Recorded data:
<<<<

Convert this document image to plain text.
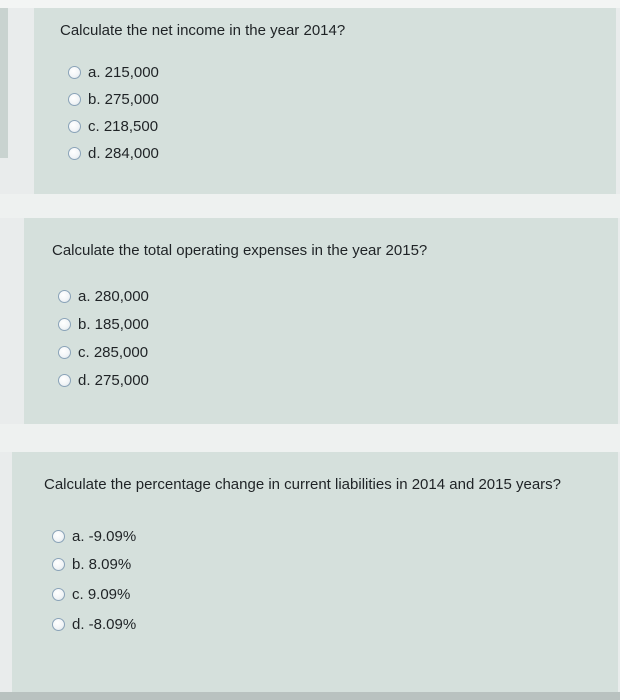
Calculate the net income in the year 2014?
a. 215,000
b. 275,000
c. 218,500
d. 284,000
Calculate the total operating expenses in the year 2015?
a. 280,000
b. 185,000
c. 285,000
d. 275,000
Calculate the percentage change in current liabilities in 2014 and 2015 years?
a. -9.09%
b. 8.09%
c. 9.09%
d. -8.09%
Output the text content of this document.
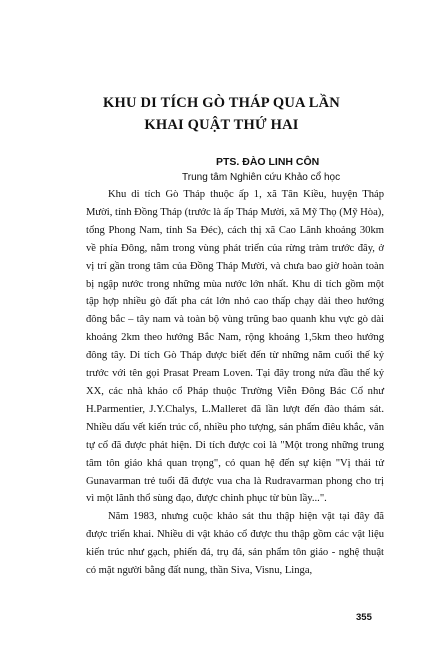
KHU DI TÍCH GÒ THÁP QUA LẦN
KHAI QUẬT THỨ HAI
PTS. ĐÀO LINH CÔN
Trung tâm Nghiên cứu Khảo cổ học

Khu di tích Gò Tháp thuộc ấp 1, xã Tân Kiều, huyện Tháp Mười, tỉnh Đồng Tháp (trước là ấp Tháp Mười, xã Mỹ Thọ (Mỹ Hòa), tổng Phong Nam, tỉnh Sa Đéc), cách thị xã Cao Lãnh khoảng 30km về phía Đông, nằm trong vùng phát triển của rừng tràm trước đây, ở vị trí gần trong tâm của Đồng Tháp Mười, và chưa bao giờ hoàn toàn bị ngập nước trong những mùa nước lớn nhất. Khu di tích gồm một tập hợp nhiều gò đất pha cát lớn nhỏ cao thấp chạy dài theo hướng đông bắc – tây nam và toàn bộ vùng trũng bao quanh khu vực gò dài khoảng 2km theo hướng Bắc Nam, rộng khoảng 1,5km theo hướng đông tây. Di tích Gò Tháp được biết đến từ những năm cuối thế kỷ trước với tên gọi Prasat Pream Loven. Tại đây trong nửa đầu thế kỷ XX, các nhà khảo cổ Pháp thuộc Trường Viễn Đông Bác Cổ như H.Parmentier, J.Y.Chalys, L.Malleret đã lần lượt đến đào thám sát. Nhiều dấu vết kiến trúc cổ, nhiều pho tượng, sản phẩm điêu khắc, văn tự cổ đã được phát hiện. Di tích được coi là "Một trong những trung tâm tôn giáo khá quan trọng", có quan hệ đến sự kiện "Vị thái tử Gunavarman trẻ tuổi đã được vua cha là Rudravarman phong cho trị vì một lãnh thổ sùng đạo, được chinh phục từ bùn lầy...".

Năm 1983, nhưng cuộc khảo sát thu thập hiện vật tại đây đã được triển khai. Nhiều di vật khảo cổ được thu thập gồm các vật liệu kiến trúc như gạch, phiến đá, trụ đá, sản phẩm tôn giáo - nghệ thuật có mặt người bằng đất nung, thần Siva, Visnu, Linga,

355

>>>>

→ GIVEN TASK
Using the material above, copy every line in which the string "phẩm" occurs.

→ EXPECTED ANSWER
Khu di tích Gò Tháp thuộc ấp 1, xã Tân Kiều, huyện Tháp Mười, tỉnh Đồng Tháp (trước là ấp Tháp Mười, xã Mỹ Thọ (Mỹ Hòa), tổng Phong Nam, tỉnh Sa Đéc), cách thị xã Cao Lãnh khoảng 30km về phía Đông, nằm trong vùng phát triển của rừng tràm trước đây, ở vị trí gần trong tâm của Đồng Tháp Mười, và chưa bao giờ hoàn toàn bị ngập nước trong những mùa nước lớn nhất. Khu di tích gồm một tập hợp nhiều gò đất pha cát lớn nhỏ cao thấp chạy dài theo hướng đông bắc – tây nam và toàn bộ vùng trũng bao quanh khu vực gò dài khoảng 2km theo hướng Bắc Nam, rộng khoảng 1,5km theo hướng đông tây. Di tích Gò Tháp được biết đến từ những năm cuối thế kỷ trước với tên gọi Prasat Pream Loven. Tại đây trong nửa đầu thế kỷ XX, các nhà khảo cổ Pháp thuộc Trường Viễn Đông Bác Cổ như H.Parmentier, J.Y.Chalys, L.Malleret đã lần lượt đến đào thám sát. Nhiều dấu vết kiến trúc cổ, nhiều pho tượng, sản phẩm điêu khắc, văn tự cổ đã được phát hiện. Di tích được coi là "Một trong những trung tâm tôn giáo khá quan trọng", có quan hệ đến sự kiện "Vị thái tử Gunavarman trẻ tuổi đã được vua cha là Rudravarman phong cho trị vì một lãnh thổ sùng đạo, được chinh phục từ bùn lầy...".
Năm 1983, nhưng cuộc khảo sát thu thập hiện vật tại đây đã được triển khai. Nhiều di vật khảo cổ được thu thập gồm các vật liệu kiến trúc như gạch, phiến đá, trụ đá, sản phẩm tôn giáo - nghệ thuật có mặt người bằng đất nung, thần Siva, Visnu, Linga,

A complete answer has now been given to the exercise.